Required task ▸ The entire listing is to be repeated verbatim.

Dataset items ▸
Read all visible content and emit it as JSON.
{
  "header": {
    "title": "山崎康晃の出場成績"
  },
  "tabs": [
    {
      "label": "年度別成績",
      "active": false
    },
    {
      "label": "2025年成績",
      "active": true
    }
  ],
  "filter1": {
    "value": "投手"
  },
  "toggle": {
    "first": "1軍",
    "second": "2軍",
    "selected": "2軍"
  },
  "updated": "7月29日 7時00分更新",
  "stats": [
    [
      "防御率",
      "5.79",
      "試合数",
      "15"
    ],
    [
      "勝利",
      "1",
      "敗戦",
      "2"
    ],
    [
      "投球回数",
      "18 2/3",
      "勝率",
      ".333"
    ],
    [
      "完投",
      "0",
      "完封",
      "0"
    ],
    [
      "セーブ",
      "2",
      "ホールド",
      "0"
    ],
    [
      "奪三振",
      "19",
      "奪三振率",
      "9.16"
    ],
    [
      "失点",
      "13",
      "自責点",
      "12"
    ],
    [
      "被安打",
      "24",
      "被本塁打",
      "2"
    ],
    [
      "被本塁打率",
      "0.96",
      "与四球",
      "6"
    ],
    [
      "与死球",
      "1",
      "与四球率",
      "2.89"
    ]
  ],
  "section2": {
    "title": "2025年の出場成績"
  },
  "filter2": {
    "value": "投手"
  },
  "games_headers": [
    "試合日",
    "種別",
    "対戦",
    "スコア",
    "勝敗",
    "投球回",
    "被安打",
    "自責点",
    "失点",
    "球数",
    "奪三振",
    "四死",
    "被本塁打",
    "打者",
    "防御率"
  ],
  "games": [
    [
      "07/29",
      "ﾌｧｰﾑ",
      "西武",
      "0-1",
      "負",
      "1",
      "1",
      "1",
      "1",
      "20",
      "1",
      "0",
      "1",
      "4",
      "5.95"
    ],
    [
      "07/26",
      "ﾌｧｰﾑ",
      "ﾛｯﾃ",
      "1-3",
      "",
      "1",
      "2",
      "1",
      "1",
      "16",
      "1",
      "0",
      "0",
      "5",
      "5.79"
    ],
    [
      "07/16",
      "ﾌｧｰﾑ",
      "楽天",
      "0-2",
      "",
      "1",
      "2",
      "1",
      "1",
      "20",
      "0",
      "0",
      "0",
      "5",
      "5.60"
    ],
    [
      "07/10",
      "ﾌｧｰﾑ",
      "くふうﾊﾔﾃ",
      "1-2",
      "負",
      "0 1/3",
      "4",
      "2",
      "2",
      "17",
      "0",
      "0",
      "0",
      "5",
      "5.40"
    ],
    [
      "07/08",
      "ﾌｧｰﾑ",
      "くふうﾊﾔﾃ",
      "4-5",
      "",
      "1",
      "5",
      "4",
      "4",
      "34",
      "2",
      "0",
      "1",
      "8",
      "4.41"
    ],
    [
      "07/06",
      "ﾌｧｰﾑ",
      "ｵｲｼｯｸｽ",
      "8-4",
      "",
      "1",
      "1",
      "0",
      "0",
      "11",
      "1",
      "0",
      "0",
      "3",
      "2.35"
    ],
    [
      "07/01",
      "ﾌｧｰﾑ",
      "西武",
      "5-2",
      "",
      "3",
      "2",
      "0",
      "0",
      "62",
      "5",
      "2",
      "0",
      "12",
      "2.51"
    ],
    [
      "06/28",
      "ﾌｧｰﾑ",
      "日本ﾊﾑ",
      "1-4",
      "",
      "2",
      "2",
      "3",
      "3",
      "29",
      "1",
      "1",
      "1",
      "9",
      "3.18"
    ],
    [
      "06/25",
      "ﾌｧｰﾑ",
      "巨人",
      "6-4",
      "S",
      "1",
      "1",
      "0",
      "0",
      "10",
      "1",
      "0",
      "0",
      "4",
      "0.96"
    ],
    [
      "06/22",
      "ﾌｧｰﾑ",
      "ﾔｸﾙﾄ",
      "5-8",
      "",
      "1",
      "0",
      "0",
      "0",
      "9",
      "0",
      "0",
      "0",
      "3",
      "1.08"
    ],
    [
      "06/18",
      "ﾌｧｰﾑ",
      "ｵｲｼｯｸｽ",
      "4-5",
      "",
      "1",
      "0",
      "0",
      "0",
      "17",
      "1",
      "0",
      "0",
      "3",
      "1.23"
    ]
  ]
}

Finished answer ▸
Read all visible content and emit it as JSON.
{
  "header": {
    "title": "山崎康晃の出場成績"
  },
  "tabs": [
    {
      "label": "年度別成績",
      "active": false
    },
    {
      "label": "2025年成績",
      "active": true
    }
  ],
  "filter1": {
    "value": "投手"
  },
  "toggle": {
    "first": "1軍",
    "second": "2軍",
    "selected": "2軍"
  },
  "updated": "7月29日 7時00分更新",
  "stats": [
    [
      "防御率",
      "5.79",
      "試合数",
      "15"
    ],
    [
      "勝利",
      "1",
      "敗戦",
      "2"
    ],
    [
      "投球回数",
      "18 2/3",
      "勝率",
      ".333"
    ],
    [
      "完投",
      "0",
      "完封",
      "0"
    ],
    [
      "セーブ",
      "2",
      "ホールド",
      "0"
    ],
    [
      "奪三振",
      "19",
      "奪三振率",
      "9.16"
    ],
    [
      "失点",
      "13",
      "自責点",
      "12"
    ],
    [
      "被安打",
      "24",
      "被本塁打",
      "2"
    ],
    [
      "被本塁打率",
      "0.96",
      "与四球",
      "6"
    ],
    [
      "与死球",
      "1",
      "与四球率",
      "2.89"
    ]
  ],
  "section2": {
    "title": "2025年の出場成績"
  },
  "filter2": {
    "value": "投手"
  },
  "games_headers": [
    "試合日",
    "種別",
    "対戦",
    "スコア",
    "勝敗",
    "投球回",
    "被安打",
    "自責点",
    "失点",
    "球数",
    "奪三振",
    "四死",
    "被本塁打",
    "打者",
    "防御率"
  ],
  "games": [
    [
      "07/29",
      "ﾌｧｰﾑ",
      "西武",
      "0-1",
      "負",
      "1",
      "1",
      "1",
      "1",
      "20",
      "1",
      "0",
      "1",
      "4",
      "5.95"
    ],
    [
      "07/26",
      "ﾌｧｰﾑ",
      "ﾛｯﾃ",
      "1-3",
      "",
      "1",
      "2",
      "1",
      "1",
      "16",
      "1",
      "0",
      "0",
      "5",
      "5.79"
    ],
    [
      "07/16",
      "ﾌｧｰﾑ",
      "楽天",
      "0-2",
      "",
      "1",
      "2",
      "1",
      "1",
      "20",
      "0",
      "0",
      "0",
      "5",
      "5.60"
    ],
    [
      "07/10",
      "ﾌｧｰﾑ",
      "くふうﾊﾔﾃ",
      "1-2",
      "負",
      "0 1/3",
      "4",
      "2",
      "2",
      "17",
      "0",
      "0",
      "0",
      "5",
      "5.40"
    ],
    [
      "07/08",
      "ﾌｧｰﾑ",
      "くふうﾊﾔﾃ",
      "4-5",
      "",
      "1",
      "5",
      "4",
      "4",
      "34",
      "2",
      "0",
      "1",
      "8",
      "4.41"
    ],
    [
      "07/06",
      "ﾌｧｰﾑ",
      "ｵｲｼｯｸｽ",
      "8-4",
      "",
      "1",
      "1",
      "0",
      "0",
      "11",
      "1",
      "0",
      "0",
      "3",
      "2.35"
    ],
    [
      "07/01",
      "ﾌｧｰﾑ",
      "西武",
      "5-2",
      "",
      "3",
      "2",
      "0",
      "0",
      "62",
      "5",
      "2",
      "0",
      "12",
      "2.51"
    ],
    [
      "06/28",
      "ﾌｧｰﾑ",
      "日本ﾊﾑ",
      "1-4",
      "",
      "2",
      "2",
      "3",
      "3",
      "29",
      "1",
      "1",
      "1",
      "9",
      "3.18"
    ],
    [
      "06/25",
      "ﾌｧｰﾑ",
      "巨人",
      "6-4",
      "S",
      "1",
      "1",
      "0",
      "0",
      "10",
      "1",
      "0",
      "0",
      "4",
      "0.96"
    ],
    [
      "06/22",
      "ﾌｧｰﾑ",
      "ﾔｸﾙﾄ",
      "5-8",
      "",
      "1",
      "0",
      "0",
      "0",
      "9",
      "0",
      "0",
      "0",
      "3",
      "1.08"
    ],
    [
      "06/18",
      "ﾌｧｰﾑ",
      "ｵｲｼｯｸｽ",
      "4-5",
      "",
      "1",
      "0",
      "0",
      "0",
      "17",
      "1",
      "0",
      "0",
      "3",
      "1.23"
    ]
  ]
}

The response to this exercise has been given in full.